>> START

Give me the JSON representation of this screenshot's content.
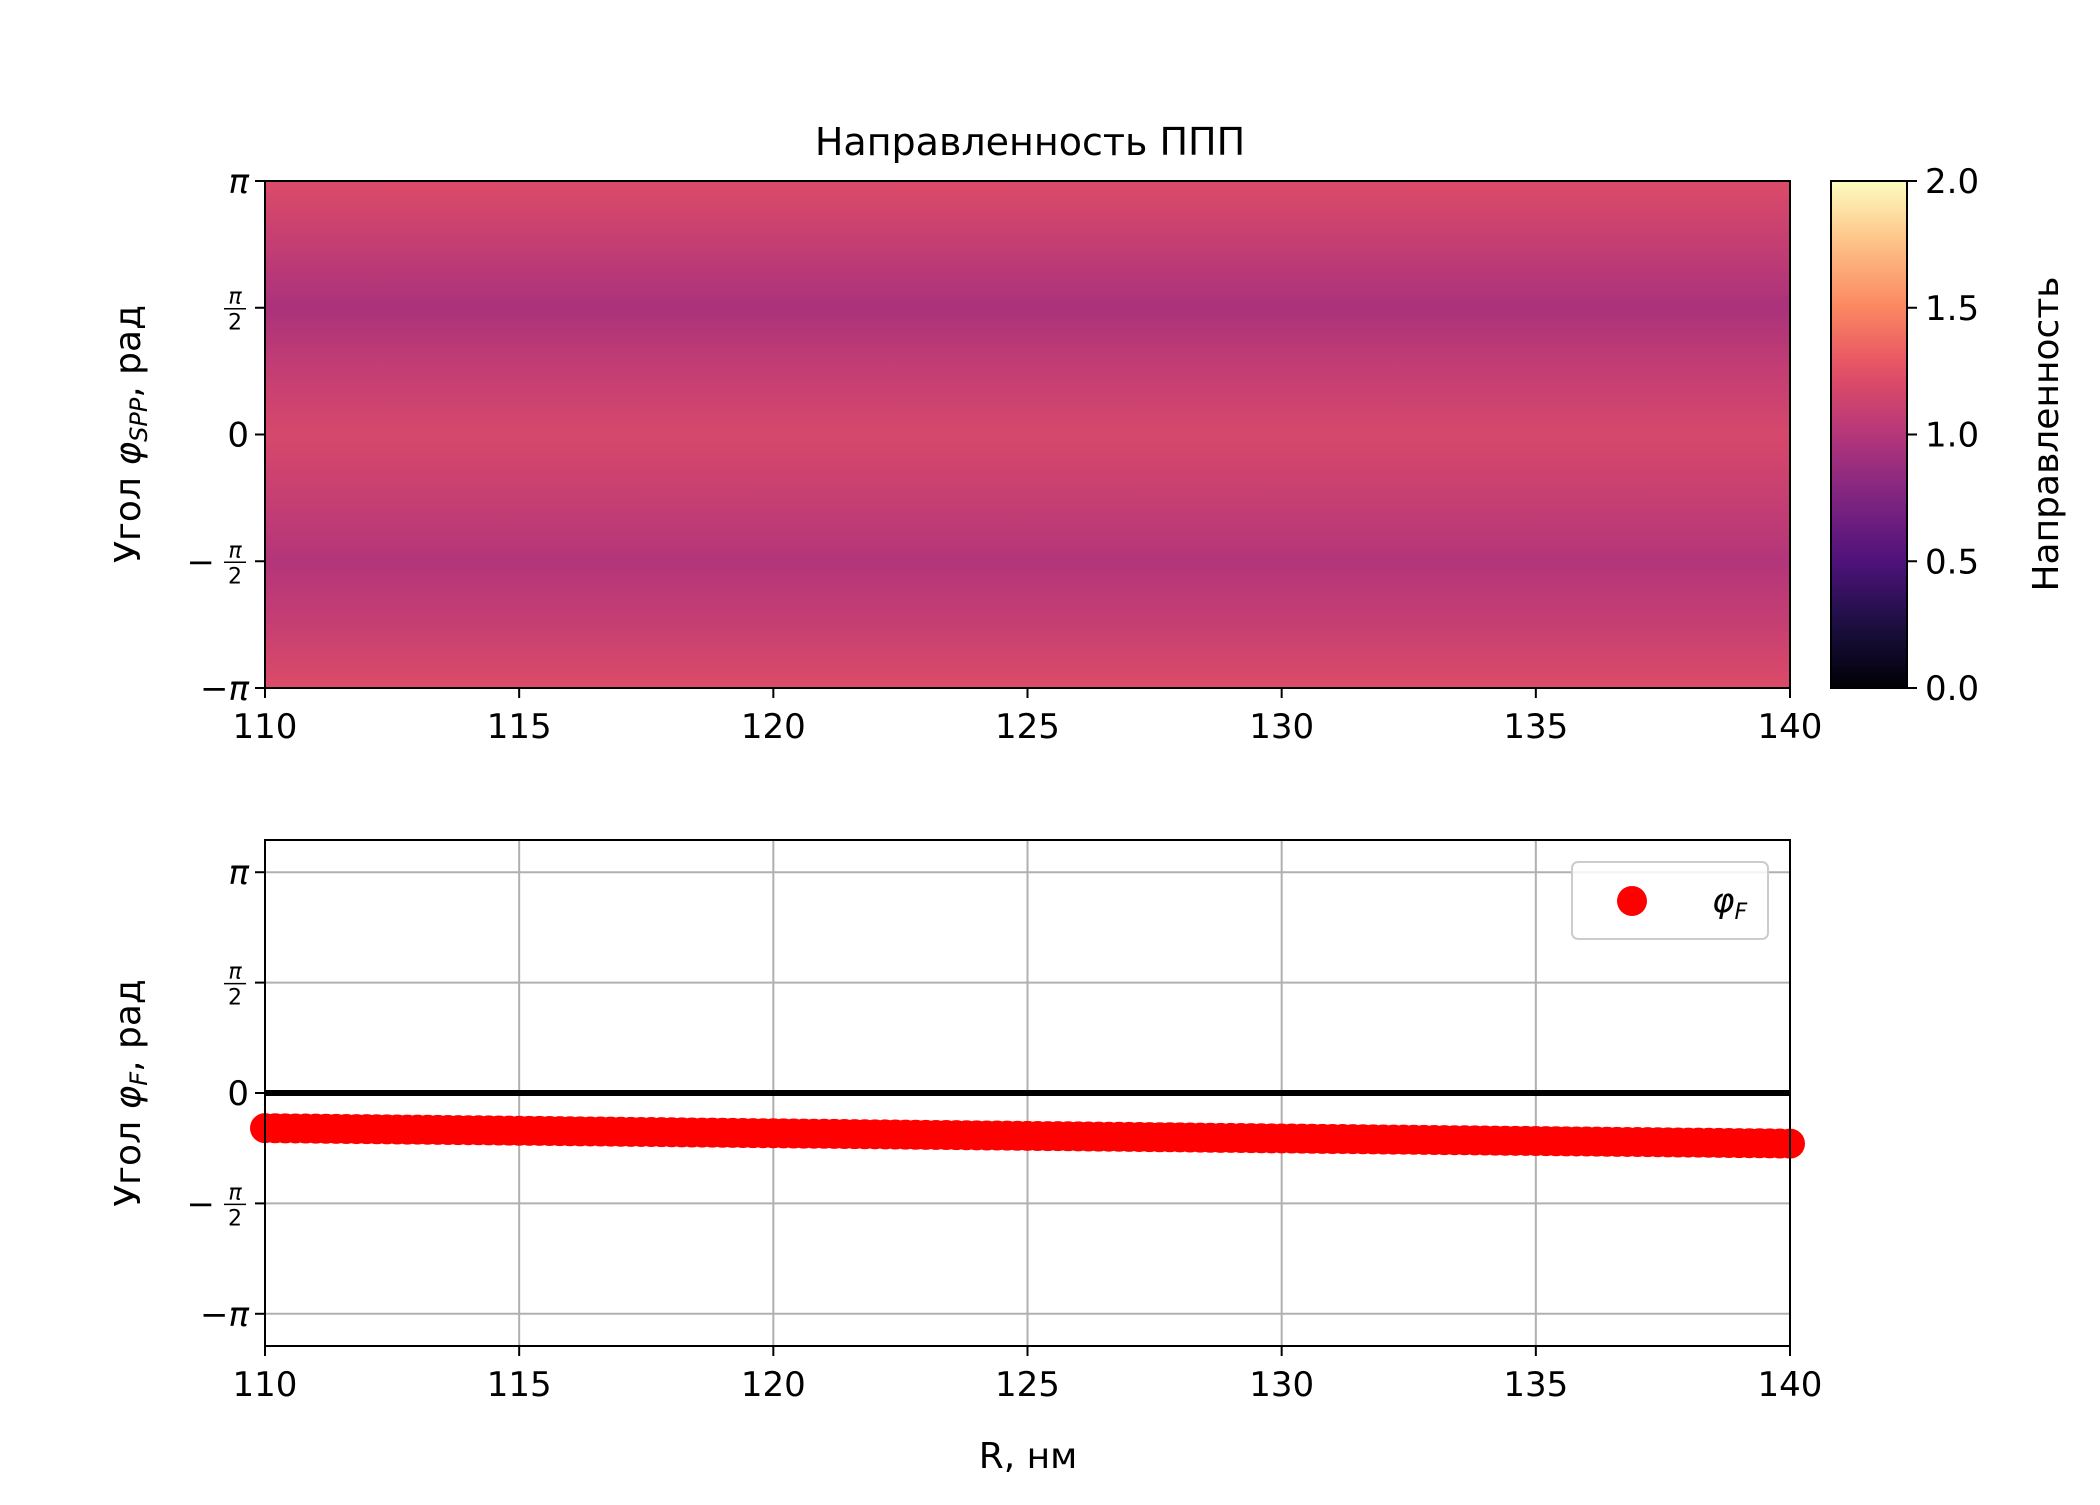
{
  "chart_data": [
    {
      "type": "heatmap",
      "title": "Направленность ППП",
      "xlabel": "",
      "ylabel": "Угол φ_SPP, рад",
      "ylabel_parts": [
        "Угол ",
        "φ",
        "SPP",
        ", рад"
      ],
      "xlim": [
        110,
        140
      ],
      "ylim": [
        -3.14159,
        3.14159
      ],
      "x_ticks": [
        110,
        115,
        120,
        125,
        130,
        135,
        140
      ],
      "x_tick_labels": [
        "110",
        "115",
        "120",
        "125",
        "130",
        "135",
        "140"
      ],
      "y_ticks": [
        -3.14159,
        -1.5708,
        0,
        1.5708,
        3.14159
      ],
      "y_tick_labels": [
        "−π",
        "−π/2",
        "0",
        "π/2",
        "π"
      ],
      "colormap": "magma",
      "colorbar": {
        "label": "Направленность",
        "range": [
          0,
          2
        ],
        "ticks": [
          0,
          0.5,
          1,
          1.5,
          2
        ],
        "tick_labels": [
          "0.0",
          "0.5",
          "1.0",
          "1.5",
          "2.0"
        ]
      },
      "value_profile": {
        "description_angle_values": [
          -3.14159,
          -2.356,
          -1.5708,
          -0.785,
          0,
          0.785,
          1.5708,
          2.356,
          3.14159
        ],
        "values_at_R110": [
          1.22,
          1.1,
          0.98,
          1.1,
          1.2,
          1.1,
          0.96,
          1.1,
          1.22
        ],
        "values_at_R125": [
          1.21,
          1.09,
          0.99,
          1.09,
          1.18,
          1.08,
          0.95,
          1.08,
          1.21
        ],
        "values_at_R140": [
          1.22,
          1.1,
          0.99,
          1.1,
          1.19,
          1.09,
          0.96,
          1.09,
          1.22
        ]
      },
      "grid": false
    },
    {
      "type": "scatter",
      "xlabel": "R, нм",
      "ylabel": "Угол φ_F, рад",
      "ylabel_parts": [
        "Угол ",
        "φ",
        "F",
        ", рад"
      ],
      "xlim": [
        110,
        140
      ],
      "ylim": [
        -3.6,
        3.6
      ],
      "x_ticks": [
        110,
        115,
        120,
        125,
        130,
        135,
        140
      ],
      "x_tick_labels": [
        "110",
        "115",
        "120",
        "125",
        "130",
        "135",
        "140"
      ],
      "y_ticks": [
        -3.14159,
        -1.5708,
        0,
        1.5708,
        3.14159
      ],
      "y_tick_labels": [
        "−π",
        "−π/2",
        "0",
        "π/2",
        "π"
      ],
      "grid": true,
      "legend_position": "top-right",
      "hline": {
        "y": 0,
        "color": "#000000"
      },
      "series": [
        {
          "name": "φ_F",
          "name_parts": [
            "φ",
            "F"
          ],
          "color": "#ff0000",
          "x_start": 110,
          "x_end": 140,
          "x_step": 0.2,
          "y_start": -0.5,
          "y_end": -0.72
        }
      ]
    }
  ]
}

>> END
>> START

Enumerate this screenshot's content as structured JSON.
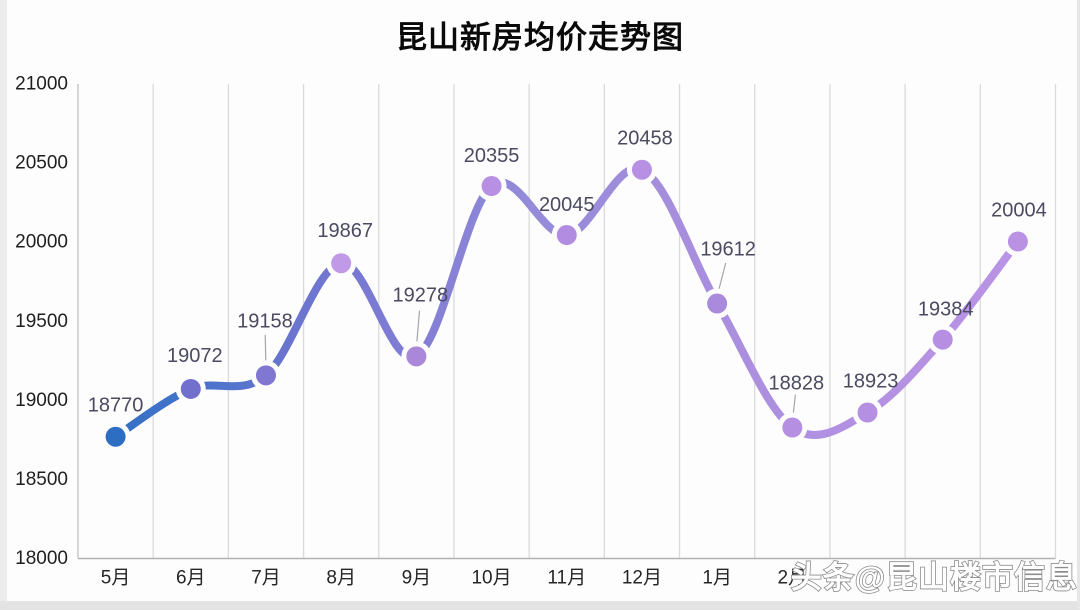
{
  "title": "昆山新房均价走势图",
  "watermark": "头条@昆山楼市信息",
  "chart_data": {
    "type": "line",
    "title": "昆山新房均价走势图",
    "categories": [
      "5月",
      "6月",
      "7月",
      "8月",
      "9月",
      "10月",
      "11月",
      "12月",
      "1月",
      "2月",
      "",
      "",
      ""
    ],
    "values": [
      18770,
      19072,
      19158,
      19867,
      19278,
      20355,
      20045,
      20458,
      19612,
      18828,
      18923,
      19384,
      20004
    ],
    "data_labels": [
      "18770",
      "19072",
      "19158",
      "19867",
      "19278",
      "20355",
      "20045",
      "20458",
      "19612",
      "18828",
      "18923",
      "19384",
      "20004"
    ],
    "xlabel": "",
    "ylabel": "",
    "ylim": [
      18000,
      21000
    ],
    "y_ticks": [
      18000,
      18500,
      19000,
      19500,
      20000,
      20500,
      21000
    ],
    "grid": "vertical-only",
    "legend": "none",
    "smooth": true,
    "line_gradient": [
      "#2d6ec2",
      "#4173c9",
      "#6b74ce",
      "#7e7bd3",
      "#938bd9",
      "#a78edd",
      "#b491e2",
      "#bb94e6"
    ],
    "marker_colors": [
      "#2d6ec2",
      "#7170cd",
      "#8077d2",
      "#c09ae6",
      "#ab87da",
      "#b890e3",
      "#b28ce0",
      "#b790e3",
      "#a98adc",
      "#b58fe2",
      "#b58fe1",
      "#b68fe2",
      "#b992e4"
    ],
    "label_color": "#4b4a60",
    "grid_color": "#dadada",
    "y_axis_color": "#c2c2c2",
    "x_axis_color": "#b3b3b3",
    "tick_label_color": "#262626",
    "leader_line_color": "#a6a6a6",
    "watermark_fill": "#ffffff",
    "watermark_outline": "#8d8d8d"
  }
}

>> END

Count how many lines include the string "content". Nothing but the number is needed.

▶ [Solution for this problem]
2